#### 所给文本 ####

IT 部门中，Max 获得了最高的工资，Randy 和 Joe 都拿到了第二高的工资，Will 的工资排第三。销售部门（Sales）只有两名员工，Henry 的工资最高，Sam 的工资排第二。

-- 解法一：先开窗，在联合加条件
-- 开窗排序
select Name,Salary,DepartmentId，dense_rank() over(partition by DepartmentId order by Salary desc) from Employee

-- 联合查询加条件
select 
B.Name Department,
A.Name Employee,
A.Salary Salary
from (select Name,Salary,DepartmentId,dense_rank() over(partition by DepartmentId order by Salary desc) as rk from Employee) as A
join Department as B on A.DepartmentId=B.Id
where A.rk<=3


-- 解法二：先联合，再开窗，最后再查询
-- 先内连接
select Employee.Name,Employee.Salary,Employee.DepartmentId,Department.Name
from Employee
join Department
on Employee.DepartmentId=Department.Id

--  开窗排序
select A.eName eName,A.Salary Salary,A.DepartmentId DepartmentId,A.Name Name,
dense_rank() over(partition by A.DepartmentId order by A.Salary desc) as rk
from(
select Employee.Name eName,Employee.Salary Salary,Employee.DepartmentId DepartmentId,Department.Name dName
from Employee
join Department
on Employee.DepartmentId=Department.Id
) as A

-- 条件查询
select
B.dName Department,
B.eName Employee,
B.Salary Salary
from 
(select A.eName eName,A.Salary Salary,A.DepartmentId DepartmentId,A.dName dName,
dense_rank() over(partition by A.DepartmentId order by A.Salary desc) as rk
from(
select Employee.Name eName,Employee.Salary Salary,Employee.DepartmentId DepartmentId,Department.Name dName
from Employee
join Department
on Employee.DepartmentId=Department.Id
) as A) as B where B.rk<=3

11、196.删除重复的电子邮箱

编写一个 SQL 查询，来删除 Person 表中所有重复的电子邮箱，重复的邮箱里只保留 Id 最小的那个。

#### 所给条目 ####

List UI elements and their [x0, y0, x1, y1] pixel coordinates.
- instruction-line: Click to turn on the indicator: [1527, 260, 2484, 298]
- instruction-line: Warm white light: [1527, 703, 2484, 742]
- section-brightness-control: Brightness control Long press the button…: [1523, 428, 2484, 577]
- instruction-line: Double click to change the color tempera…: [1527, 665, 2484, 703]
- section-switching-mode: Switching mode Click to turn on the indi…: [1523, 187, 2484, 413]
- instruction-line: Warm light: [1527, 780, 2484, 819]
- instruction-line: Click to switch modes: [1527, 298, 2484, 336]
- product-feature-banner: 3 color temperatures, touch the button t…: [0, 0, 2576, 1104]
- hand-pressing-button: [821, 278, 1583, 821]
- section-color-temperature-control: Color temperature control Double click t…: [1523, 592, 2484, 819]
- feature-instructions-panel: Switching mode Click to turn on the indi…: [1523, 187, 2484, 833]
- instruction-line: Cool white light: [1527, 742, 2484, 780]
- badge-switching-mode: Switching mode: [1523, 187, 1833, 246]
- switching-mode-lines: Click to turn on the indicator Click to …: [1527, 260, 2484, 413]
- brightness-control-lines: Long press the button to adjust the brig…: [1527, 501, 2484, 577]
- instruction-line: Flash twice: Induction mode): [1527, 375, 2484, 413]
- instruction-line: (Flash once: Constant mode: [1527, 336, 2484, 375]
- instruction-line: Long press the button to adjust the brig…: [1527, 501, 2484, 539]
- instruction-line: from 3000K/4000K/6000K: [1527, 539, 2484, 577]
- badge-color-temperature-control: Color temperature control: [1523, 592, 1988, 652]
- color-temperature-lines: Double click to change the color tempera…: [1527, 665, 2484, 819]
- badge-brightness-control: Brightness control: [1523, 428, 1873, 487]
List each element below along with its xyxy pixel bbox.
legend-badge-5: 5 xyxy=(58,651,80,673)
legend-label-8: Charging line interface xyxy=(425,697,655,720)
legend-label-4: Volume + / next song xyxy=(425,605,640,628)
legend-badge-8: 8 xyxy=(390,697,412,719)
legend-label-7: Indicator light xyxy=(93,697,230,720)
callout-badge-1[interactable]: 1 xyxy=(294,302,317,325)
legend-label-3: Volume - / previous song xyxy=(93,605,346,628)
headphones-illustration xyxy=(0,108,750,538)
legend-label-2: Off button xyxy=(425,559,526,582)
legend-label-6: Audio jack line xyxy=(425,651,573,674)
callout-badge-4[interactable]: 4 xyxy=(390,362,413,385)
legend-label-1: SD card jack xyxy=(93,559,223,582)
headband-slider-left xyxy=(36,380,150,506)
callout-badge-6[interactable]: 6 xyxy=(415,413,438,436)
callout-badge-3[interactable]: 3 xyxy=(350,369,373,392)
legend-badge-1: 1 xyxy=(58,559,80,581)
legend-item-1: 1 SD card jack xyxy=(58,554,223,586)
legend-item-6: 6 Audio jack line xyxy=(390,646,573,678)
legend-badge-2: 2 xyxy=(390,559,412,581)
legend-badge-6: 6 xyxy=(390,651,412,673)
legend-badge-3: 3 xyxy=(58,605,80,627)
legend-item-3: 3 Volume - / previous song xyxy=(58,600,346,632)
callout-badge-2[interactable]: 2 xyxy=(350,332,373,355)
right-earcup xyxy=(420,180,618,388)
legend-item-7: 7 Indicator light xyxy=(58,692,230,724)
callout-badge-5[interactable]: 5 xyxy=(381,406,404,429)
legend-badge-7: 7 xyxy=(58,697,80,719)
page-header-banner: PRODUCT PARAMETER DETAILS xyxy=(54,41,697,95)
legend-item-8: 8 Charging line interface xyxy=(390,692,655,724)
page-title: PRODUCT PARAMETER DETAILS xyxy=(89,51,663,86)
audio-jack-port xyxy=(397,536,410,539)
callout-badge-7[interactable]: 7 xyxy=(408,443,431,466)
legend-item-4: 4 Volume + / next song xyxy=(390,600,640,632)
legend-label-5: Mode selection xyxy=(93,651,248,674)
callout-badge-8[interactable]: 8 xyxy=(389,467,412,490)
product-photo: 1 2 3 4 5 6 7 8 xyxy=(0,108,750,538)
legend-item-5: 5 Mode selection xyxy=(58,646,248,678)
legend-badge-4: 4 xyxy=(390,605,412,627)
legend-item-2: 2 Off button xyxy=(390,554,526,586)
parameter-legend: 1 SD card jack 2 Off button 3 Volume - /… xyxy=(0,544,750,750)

####

### 任务说明
在关于部门工资排名的文本中，IT 部门里工资最高的员工是谁？

### 本题答案
Max。